Aim -> In the listing below, replace every "colorbar-swatch" with "legend-swatch" and leave every other line and character unchanged.
══════
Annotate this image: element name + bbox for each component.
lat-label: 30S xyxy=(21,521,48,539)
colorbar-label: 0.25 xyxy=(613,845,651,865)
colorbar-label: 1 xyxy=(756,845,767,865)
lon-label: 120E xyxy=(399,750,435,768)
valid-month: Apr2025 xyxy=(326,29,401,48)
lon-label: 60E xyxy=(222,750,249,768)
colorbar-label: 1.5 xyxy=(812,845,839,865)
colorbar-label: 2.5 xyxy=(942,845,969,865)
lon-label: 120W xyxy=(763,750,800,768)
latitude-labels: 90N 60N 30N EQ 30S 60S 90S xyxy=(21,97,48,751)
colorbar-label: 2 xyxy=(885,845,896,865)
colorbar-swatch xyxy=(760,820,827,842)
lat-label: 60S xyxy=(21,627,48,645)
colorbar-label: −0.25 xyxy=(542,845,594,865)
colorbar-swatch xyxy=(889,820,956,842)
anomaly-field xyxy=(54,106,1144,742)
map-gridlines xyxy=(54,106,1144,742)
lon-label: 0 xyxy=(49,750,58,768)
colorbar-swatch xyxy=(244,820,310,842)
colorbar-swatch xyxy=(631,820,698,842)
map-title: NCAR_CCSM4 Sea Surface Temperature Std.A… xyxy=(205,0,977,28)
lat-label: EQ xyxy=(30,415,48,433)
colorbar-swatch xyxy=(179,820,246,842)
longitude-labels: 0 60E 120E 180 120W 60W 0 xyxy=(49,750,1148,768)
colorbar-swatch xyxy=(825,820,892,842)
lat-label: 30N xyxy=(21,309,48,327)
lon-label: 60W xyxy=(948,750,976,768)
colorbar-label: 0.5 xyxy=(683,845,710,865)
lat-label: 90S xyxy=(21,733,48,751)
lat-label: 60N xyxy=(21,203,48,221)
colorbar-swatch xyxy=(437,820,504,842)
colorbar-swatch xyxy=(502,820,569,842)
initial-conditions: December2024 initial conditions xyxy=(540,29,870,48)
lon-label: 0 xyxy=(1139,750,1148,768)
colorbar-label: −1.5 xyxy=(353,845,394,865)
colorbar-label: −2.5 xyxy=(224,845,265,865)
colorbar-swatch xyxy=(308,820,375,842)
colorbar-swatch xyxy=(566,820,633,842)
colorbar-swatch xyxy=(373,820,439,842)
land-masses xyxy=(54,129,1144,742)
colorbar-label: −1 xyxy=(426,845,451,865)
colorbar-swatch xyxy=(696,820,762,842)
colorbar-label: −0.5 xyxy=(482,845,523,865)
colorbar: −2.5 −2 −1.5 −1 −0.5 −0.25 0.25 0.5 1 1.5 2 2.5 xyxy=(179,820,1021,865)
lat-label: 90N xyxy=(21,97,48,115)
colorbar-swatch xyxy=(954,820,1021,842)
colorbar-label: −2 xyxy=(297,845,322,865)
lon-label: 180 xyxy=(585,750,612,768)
══════
Solution below ->
Annotate this image: element name + bbox for each component.
lat-label: 30S xyxy=(21,521,48,539)
colorbar-label: 0.25 xyxy=(613,845,651,865)
colorbar-label: 1 xyxy=(756,845,767,865)
lon-label: 120E xyxy=(399,750,435,768)
valid-month: Apr2025 xyxy=(326,29,401,48)
lon-label: 60E xyxy=(222,750,249,768)
colorbar-label: 1.5 xyxy=(812,845,839,865)
colorbar-label: 2.5 xyxy=(942,845,969,865)
lon-label: 120W xyxy=(763,750,800,768)
latitude-labels: 90N 60N 30N EQ 30S 60S 90S xyxy=(21,97,48,751)
colorbar-label: 2 xyxy=(885,845,896,865)
legend-swatch xyxy=(760,820,827,842)
lat-label: 60S xyxy=(21,627,48,645)
colorbar-label: −0.25 xyxy=(542,845,594,865)
legend-swatch xyxy=(889,820,956,842)
anomaly-field xyxy=(54,106,1144,742)
map-gridlines xyxy=(54,106,1144,742)
lon-label: 0 xyxy=(49,750,58,768)
legend-swatch xyxy=(244,820,310,842)
legend-swatch xyxy=(631,820,698,842)
map-title: NCAR_CCSM4 Sea Surface Temperature Std.A… xyxy=(205,0,977,28)
lat-label: EQ xyxy=(30,415,48,433)
legend-swatch xyxy=(179,820,246,842)
longitude-labels: 0 60E 120E 180 120W 60W 0 xyxy=(49,750,1148,768)
legend-swatch xyxy=(825,820,892,842)
lat-label: 30N xyxy=(21,309,48,327)
lon-label: 60W xyxy=(948,750,976,768)
colorbar-label: 0.5 xyxy=(683,845,710,865)
lat-label: 90S xyxy=(21,733,48,751)
lat-label: 60N xyxy=(21,203,48,221)
legend-swatch xyxy=(437,820,504,842)
legend-swatch xyxy=(502,820,569,842)
initial-conditions: December2024 initial conditions xyxy=(540,29,870,48)
lon-label: 0 xyxy=(1139,750,1148,768)
colorbar-label: −1.5 xyxy=(353,845,394,865)
colorbar-label: −2.5 xyxy=(224,845,265,865)
legend-swatch xyxy=(308,820,375,842)
legend-swatch xyxy=(566,820,633,842)
legend-swatch xyxy=(373,820,439,842)
land-masses xyxy=(54,129,1144,742)
colorbar-label: −1 xyxy=(426,845,451,865)
legend-swatch xyxy=(696,820,762,842)
colorbar-label: −0.5 xyxy=(482,845,523,865)
colorbar: −2.5 −2 −1.5 −1 −0.5 −0.25 0.25 0.5 1 1.5 2 2.5 xyxy=(179,820,1021,865)
lat-label: 90N xyxy=(21,97,48,115)
legend-swatch xyxy=(954,820,1021,842)
colorbar-label: −2 xyxy=(297,845,322,865)
lon-label: 180 xyxy=(585,750,612,768)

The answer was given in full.